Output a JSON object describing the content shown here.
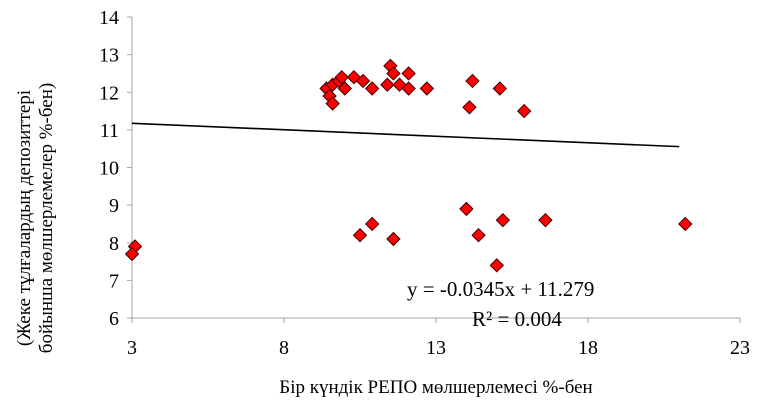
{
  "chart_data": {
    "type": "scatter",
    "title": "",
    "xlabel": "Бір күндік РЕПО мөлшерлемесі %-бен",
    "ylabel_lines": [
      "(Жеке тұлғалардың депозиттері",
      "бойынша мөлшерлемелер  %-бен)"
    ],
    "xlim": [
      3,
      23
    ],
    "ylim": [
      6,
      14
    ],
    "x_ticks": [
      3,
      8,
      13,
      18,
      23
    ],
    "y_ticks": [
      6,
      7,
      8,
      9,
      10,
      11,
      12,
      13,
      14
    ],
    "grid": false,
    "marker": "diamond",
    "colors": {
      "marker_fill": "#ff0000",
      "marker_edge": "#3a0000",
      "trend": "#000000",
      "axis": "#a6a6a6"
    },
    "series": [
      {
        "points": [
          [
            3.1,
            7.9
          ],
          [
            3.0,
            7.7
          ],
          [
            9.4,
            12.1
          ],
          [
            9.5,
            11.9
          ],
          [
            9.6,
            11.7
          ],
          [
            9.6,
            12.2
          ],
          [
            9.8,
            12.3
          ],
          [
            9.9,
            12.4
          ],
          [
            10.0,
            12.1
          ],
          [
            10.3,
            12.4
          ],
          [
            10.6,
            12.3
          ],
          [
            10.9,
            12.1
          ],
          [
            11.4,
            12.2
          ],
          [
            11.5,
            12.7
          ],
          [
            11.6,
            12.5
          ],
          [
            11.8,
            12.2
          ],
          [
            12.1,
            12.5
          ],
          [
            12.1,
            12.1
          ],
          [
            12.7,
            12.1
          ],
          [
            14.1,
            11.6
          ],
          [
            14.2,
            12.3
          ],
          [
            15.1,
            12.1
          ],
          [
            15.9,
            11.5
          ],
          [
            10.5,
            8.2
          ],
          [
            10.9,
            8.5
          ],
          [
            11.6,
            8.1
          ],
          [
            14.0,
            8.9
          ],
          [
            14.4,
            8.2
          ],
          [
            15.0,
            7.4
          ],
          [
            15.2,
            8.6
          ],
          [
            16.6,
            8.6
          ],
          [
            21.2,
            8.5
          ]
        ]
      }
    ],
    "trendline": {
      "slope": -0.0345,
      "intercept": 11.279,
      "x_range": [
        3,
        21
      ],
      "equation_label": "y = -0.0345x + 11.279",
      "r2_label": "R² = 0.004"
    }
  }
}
* * *
**Set task:**
Repeat all the records above exactly, leaving out any pictures.

**Exercise answer:**
Output a JSON object describing the content shown here.
{
  "chart_data": {
    "type": "scatter",
    "title": "",
    "xlabel": "Бір күндік РЕПО мөлшерлемесі %-бен",
    "ylabel_lines": [
      "(Жеке тұлғалардың депозиттері",
      "бойынша мөлшерлемелер  %-бен)"
    ],
    "xlim": [
      3,
      23
    ],
    "ylim": [
      6,
      14
    ],
    "x_ticks": [
      3,
      8,
      13,
      18,
      23
    ],
    "y_ticks": [
      6,
      7,
      8,
      9,
      10,
      11,
      12,
      13,
      14
    ],
    "grid": false,
    "marker": "diamond",
    "colors": {
      "marker_fill": "#ff0000",
      "marker_edge": "#3a0000",
      "trend": "#000000",
      "axis": "#a6a6a6"
    },
    "series": [
      {
        "points": [
          [
            3.1,
            7.9
          ],
          [
            3.0,
            7.7
          ],
          [
            9.4,
            12.1
          ],
          [
            9.5,
            11.9
          ],
          [
            9.6,
            11.7
          ],
          [
            9.6,
            12.2
          ],
          [
            9.8,
            12.3
          ],
          [
            9.9,
            12.4
          ],
          [
            10.0,
            12.1
          ],
          [
            10.3,
            12.4
          ],
          [
            10.6,
            12.3
          ],
          [
            10.9,
            12.1
          ],
          [
            11.4,
            12.2
          ],
          [
            11.5,
            12.7
          ],
          [
            11.6,
            12.5
          ],
          [
            11.8,
            12.2
          ],
          [
            12.1,
            12.5
          ],
          [
            12.1,
            12.1
          ],
          [
            12.7,
            12.1
          ],
          [
            14.1,
            11.6
          ],
          [
            14.2,
            12.3
          ],
          [
            15.1,
            12.1
          ],
          [
            15.9,
            11.5
          ],
          [
            10.5,
            8.2
          ],
          [
            10.9,
            8.5
          ],
          [
            11.6,
            8.1
          ],
          [
            14.0,
            8.9
          ],
          [
            14.4,
            8.2
          ],
          [
            15.0,
            7.4
          ],
          [
            15.2,
            8.6
          ],
          [
            16.6,
            8.6
          ],
          [
            21.2,
            8.5
          ]
        ]
      }
    ],
    "trendline": {
      "slope": -0.0345,
      "intercept": 11.279,
      "x_range": [
        3,
        21
      ],
      "equation_label": "y = -0.0345x + 11.279",
      "r2_label": "R² = 0.004"
    }
  }
}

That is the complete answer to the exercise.